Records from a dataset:
* START *

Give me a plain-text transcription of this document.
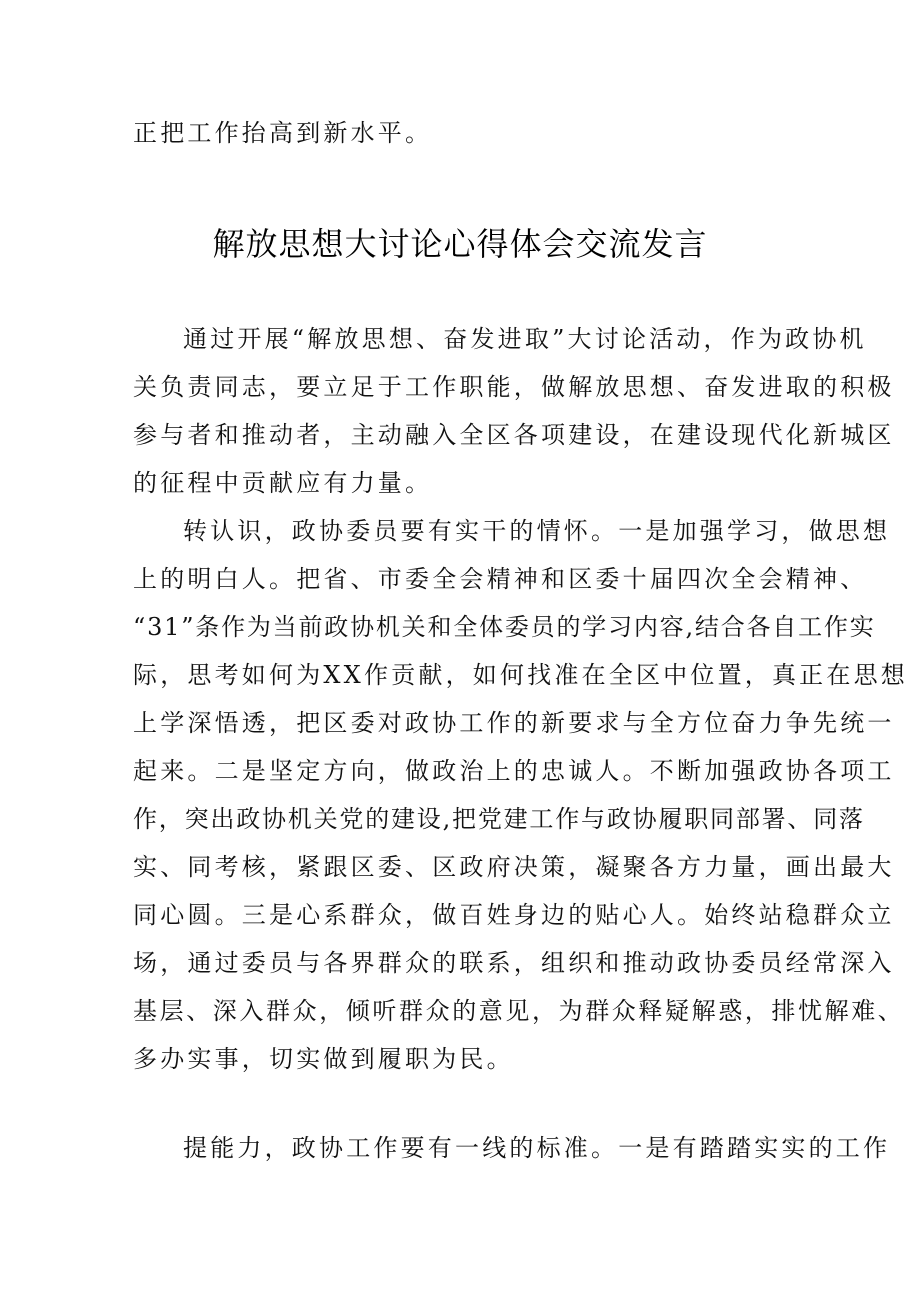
正把工作抬高到新水平。
解放思想大讨论心得体会交流发言
通过开展“解放思想、奋发进取”大讨论活动，作为政协机
关负责同志，要立足于工作职能，做解放思想、奋发进取的积极
参与者和推动者，主动融入全区各项建设，在建设现代化新城区
的征程中贡献应有力量。
转认识，政协委员要有实干的情怀。一是加强学习，做思想
上的明白人。把省、市委全会精神和区委十届四次全会精神、
“31”条作为当前政协机关和全体委员的学习内容,结合各自工作实
际，思考如何为XX作贡献，如何找准在全区中位置，真正在思想
上学深悟透，把区委对政协工作的新要求与全方位奋力争先统一
起来。二是坚定方向，做政治上的忠诚人。不断加强政协各项工
作，突出政协机关党的建设,把党建工作与政协履职同部署、同落
实、同考核，紧跟区委、区政府决策，凝聚各方力量，画出最大
同心圆。三是心系群众，做百姓身边的贴心人。始终站稳群众立
场，通过委员与各界群众的联系，组织和推动政协委员经常深入
基层、深入群众，倾听群众的意见，为群众释疑解惑，排忧解难、
多办实事，切实做到履职为民。
提能力，政协工作要有一线的标准。一是有踏踏实实的工作
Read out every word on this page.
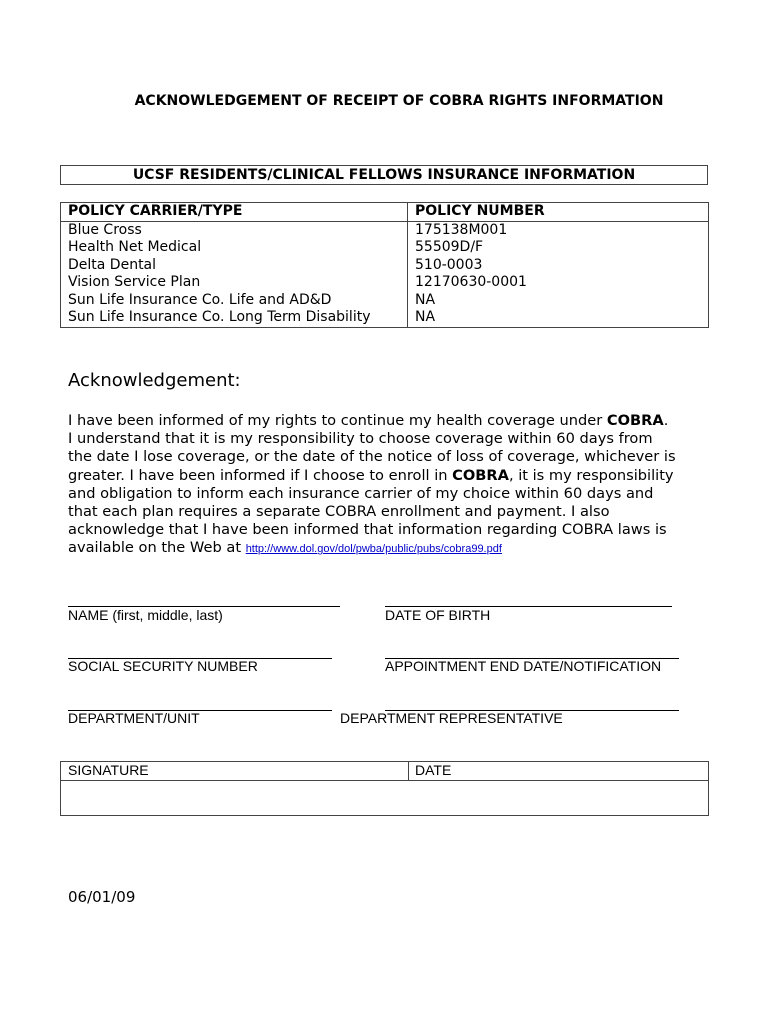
ACKNOWLEDGEMENT OF RECEIPT OF COBRA RIGHTS INFORMATION
UCSF RESIDENTS/CLINICAL FELLOWS INSURANCE INFORMATION
POLICY CARRIER/TYPE	POLICY NUMBER
Blue Cross	175138M001
Health Net Medical	55509D/F
Delta Dental	510-0003
Vision Service Plan	12170630-0001
Sun Life Insurance Co. Life and AD&D	NA
Sun Life Insurance Co. Long Term Disability	NA
Acknowledgement:
I have been informed of my rights to continue my health coverage under COBRA.
I understand that it is my responsibility to choose coverage within 60 days from
the date I lose coverage, or the date of the notice of loss of coverage, whichever is
greater. I have been informed if I choose to enroll in COBRA, it is my responsibility
and obligation to inform each insurance carrier of my choice within 60 days and
that each plan requires a separate COBRA enrollment and payment. I also
acknowledge that I have been informed that information regarding COBRA laws is
available on the Web at http://www.dol.gov/dol/pwba/public/pubs/cobra99.pdf
NAME (first, middle, last)	DATE OF BIRTH
SOCIAL SECURITY NUMBER	APPOINTMENT END DATE/NOTIFICATION
DEPARTMENT/UNIT	DEPARTMENT REPRESENTATIVE
SIGNATURE	DATE
06/01/09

* END *

> Aim of the task
Nothing but the pictures may be dropped; output the records above exactly.

> Solved exercise
Give me a plain-text transcription of this document.
正把工作抬高到新水平。
解放思想大讨论心得体会交流发言
通过开展“解放思想、奋发进取”大讨论活动，作为政协机
关负责同志，要立足于工作职能，做解放思想、奋发进取的积极
参与者和推动者，主动融入全区各项建设，在建设现代化新城区
的征程中贡献应有力量。
转认识，政协委员要有实干的情怀。一是加强学习，做思想
上的明白人。把省、市委全会精神和区委十届四次全会精神、
“31”条作为当前政协机关和全体委员的学习内容,结合各自工作实
际，思考如何为XX作贡献，如何找准在全区中位置，真正在思想
上学深悟透，把区委对政协工作的新要求与全方位奋力争先统一
起来。二是坚定方向，做政治上的忠诚人。不断加强政协各项工
作，突出政协机关党的建设,把党建工作与政协履职同部署、同落
实、同考核，紧跟区委、区政府决策，凝聚各方力量，画出最大
同心圆。三是心系群众，做百姓身边的贴心人。始终站稳群众立
场，通过委员与各界群众的联系，组织和推动政协委员经常深入
基层、深入群众，倾听群众的意见，为群众释疑解惑，排忧解难、
多办实事，切实做到履职为民。
提能力，政协工作要有一线的标准。一是有踏踏实实的工作
Read out every word on this page.
ACKNOWLEDGEMENT OF RECEIPT OF COBRA RIGHTS INFORMATION
UCSF RESIDENTS/CLINICAL FELLOWS INSURANCE INFORMATION
POLICY CARRIER/TYPE	POLICY NUMBER
Blue Cross	175138M001
Health Net Medical	55509D/F
Delta Dental	510-0003
Vision Service Plan	12170630-0001
Sun Life Insurance Co. Life and AD&D	NA
Sun Life Insurance Co. Long Term Disability	NA
Acknowledgement:
I have been informed of my rights to continue my health coverage under COBRA.
I understand that it is my responsibility to choose coverage within 60 days from
the date I lose coverage, or the date of the notice of loss of coverage, whichever is
greater. I have been informed if I choose to enroll in COBRA, it is my responsibility
and obligation to inform each insurance carrier of my choice within 60 days and
that each plan requires a separate COBRA enrollment and payment. I also
acknowledge that I have been informed that information regarding COBRA laws is
available on the Web at http://www.dol.gov/dol/pwba/public/pubs/cobra99.pdf
NAME (first, middle, last)	DATE OF BIRTH
SOCIAL SECURITY NUMBER	APPOINTMENT END DATE/NOTIFICATION
DEPARTMENT/UNIT	DEPARTMENT REPRESENTATIVE
SIGNATURE	DATE
06/01/09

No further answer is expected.